» Provided information:
====================

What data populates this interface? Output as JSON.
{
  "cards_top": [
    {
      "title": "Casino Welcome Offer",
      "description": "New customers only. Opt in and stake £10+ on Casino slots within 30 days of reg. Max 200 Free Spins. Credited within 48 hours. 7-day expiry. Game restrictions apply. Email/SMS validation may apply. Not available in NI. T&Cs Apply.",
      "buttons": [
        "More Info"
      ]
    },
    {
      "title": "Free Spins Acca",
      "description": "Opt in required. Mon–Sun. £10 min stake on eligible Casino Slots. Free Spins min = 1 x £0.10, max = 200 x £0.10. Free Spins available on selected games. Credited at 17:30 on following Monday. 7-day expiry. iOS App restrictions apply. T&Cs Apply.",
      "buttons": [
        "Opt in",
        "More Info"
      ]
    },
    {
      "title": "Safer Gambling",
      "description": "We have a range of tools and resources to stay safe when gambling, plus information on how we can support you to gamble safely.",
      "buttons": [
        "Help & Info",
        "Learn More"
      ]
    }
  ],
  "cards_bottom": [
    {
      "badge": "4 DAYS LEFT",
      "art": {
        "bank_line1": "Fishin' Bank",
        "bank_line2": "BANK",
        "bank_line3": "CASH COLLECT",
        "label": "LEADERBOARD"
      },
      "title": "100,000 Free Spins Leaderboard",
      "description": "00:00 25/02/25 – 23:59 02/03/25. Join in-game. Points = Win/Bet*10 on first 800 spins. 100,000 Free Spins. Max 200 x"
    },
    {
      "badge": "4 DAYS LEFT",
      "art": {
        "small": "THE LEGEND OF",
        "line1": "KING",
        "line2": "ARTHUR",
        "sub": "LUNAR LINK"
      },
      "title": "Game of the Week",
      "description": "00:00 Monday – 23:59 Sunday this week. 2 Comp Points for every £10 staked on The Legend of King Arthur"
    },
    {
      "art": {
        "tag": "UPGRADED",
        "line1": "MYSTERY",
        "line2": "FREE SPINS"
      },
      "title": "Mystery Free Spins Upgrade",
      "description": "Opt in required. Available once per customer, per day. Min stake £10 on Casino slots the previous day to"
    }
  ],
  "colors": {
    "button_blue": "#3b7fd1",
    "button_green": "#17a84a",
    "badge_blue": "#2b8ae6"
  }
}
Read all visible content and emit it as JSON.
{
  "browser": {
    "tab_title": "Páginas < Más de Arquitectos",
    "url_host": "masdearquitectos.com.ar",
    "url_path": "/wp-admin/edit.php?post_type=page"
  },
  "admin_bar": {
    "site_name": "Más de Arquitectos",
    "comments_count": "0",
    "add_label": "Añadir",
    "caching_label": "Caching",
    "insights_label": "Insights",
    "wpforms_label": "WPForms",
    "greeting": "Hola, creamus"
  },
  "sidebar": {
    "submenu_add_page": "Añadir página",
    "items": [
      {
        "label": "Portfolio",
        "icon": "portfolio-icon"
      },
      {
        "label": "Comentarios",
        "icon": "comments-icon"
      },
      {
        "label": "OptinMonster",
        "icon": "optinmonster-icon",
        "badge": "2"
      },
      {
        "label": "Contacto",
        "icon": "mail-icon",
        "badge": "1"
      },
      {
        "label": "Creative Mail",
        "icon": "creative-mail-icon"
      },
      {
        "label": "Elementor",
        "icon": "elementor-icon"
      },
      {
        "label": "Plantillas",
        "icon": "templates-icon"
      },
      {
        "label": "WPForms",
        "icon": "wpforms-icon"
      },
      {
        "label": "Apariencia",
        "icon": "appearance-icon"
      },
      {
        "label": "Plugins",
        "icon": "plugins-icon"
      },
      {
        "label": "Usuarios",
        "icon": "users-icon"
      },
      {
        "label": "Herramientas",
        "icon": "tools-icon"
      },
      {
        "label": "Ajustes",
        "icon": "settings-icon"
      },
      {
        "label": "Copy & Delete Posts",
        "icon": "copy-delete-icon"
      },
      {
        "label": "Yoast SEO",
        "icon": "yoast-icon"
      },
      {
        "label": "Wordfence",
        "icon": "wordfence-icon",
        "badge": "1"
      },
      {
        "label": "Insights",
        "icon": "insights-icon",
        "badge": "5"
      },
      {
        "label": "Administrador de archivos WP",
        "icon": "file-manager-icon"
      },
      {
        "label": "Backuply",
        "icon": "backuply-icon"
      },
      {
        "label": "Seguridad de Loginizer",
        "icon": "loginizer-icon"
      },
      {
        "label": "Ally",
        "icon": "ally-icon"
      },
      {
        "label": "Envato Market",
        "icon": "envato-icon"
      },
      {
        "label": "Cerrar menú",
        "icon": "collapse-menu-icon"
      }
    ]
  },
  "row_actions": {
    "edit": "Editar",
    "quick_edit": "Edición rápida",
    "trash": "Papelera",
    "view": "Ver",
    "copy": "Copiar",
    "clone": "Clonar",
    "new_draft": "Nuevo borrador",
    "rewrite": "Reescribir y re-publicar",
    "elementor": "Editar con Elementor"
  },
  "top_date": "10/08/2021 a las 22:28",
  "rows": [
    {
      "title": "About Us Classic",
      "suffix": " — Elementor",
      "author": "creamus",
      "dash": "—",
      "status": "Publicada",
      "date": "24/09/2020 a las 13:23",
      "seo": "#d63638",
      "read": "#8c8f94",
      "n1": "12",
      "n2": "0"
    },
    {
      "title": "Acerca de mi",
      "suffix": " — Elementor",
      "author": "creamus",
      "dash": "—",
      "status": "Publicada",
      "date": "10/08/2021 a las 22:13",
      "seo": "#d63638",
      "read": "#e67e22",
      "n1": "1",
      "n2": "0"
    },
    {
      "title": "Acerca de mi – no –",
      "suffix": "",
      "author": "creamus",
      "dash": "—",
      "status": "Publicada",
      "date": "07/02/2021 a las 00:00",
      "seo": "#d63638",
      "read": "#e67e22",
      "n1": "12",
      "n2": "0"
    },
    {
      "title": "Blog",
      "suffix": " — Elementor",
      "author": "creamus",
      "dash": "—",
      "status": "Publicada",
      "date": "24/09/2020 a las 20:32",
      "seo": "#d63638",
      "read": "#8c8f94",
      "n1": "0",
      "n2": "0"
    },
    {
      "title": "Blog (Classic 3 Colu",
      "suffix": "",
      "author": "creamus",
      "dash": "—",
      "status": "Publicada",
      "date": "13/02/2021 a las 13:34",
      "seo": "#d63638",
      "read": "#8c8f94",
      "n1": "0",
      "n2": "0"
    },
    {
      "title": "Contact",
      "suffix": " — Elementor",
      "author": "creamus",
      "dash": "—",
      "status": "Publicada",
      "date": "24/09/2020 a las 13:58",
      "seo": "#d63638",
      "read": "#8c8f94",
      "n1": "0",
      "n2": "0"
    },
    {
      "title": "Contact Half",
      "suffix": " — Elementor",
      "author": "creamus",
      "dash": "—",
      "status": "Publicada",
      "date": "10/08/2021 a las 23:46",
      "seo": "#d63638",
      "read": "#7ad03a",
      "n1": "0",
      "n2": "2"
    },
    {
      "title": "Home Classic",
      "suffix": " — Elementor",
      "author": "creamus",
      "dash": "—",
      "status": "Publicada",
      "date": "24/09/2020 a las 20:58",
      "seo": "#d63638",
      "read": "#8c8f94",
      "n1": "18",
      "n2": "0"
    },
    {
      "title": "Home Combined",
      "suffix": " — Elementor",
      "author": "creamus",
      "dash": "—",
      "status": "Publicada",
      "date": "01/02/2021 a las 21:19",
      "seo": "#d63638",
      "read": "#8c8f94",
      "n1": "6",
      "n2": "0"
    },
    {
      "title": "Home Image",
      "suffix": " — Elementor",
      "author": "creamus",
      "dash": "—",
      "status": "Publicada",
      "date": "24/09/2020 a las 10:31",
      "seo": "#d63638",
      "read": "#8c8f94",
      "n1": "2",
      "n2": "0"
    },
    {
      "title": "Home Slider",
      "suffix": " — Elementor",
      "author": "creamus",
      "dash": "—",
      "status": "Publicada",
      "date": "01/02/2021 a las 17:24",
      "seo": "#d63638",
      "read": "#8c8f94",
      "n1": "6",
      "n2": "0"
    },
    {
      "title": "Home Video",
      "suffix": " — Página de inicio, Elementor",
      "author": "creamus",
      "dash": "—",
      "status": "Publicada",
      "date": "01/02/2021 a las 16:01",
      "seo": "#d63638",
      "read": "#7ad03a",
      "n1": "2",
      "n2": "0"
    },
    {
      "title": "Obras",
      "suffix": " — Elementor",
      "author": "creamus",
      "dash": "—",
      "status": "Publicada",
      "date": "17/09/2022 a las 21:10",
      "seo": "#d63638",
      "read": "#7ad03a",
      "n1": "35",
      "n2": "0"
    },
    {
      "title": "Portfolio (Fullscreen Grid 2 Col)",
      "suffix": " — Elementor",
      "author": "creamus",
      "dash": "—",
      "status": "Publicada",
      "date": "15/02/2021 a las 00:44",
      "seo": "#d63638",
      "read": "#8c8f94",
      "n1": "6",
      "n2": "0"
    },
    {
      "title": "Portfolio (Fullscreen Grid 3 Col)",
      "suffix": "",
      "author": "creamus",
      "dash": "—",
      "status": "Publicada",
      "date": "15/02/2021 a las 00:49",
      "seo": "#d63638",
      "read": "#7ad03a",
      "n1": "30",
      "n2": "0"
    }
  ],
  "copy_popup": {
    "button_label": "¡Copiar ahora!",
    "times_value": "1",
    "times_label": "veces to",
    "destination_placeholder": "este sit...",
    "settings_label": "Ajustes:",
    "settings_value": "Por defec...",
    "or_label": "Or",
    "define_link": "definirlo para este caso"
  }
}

====================

» Task instructions:
Extract each line from the entries above that contains the string "Fullscreen".

» Finished task:
      "title": "Portfolio (Fullscreen Grid 2 Col)",
      "title": "Portfolio (Fullscreen Grid 3 Col)",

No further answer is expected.